Pull out every line below that contains the string "bubble".

******

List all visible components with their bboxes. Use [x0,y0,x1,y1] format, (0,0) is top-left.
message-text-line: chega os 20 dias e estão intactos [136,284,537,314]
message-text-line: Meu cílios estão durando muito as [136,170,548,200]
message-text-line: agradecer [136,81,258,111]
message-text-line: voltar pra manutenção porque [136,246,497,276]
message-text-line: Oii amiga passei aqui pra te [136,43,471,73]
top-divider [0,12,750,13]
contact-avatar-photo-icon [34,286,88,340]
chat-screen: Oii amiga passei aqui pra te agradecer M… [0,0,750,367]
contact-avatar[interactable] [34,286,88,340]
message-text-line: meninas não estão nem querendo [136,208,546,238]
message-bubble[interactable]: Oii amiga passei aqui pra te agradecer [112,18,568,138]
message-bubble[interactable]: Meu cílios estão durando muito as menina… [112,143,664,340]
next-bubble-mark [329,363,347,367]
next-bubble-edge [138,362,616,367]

******

# Answer to this problem
message-bubble[interactable]: Oii amiga passei aqui pra te agradecer [112,18,568,138]
message-bubble[interactable]: Meu cílios estão durando muito as menina… [112,143,664,340]
next-bubble-mark [329,363,347,367]
next-bubble-edge [138,362,616,367]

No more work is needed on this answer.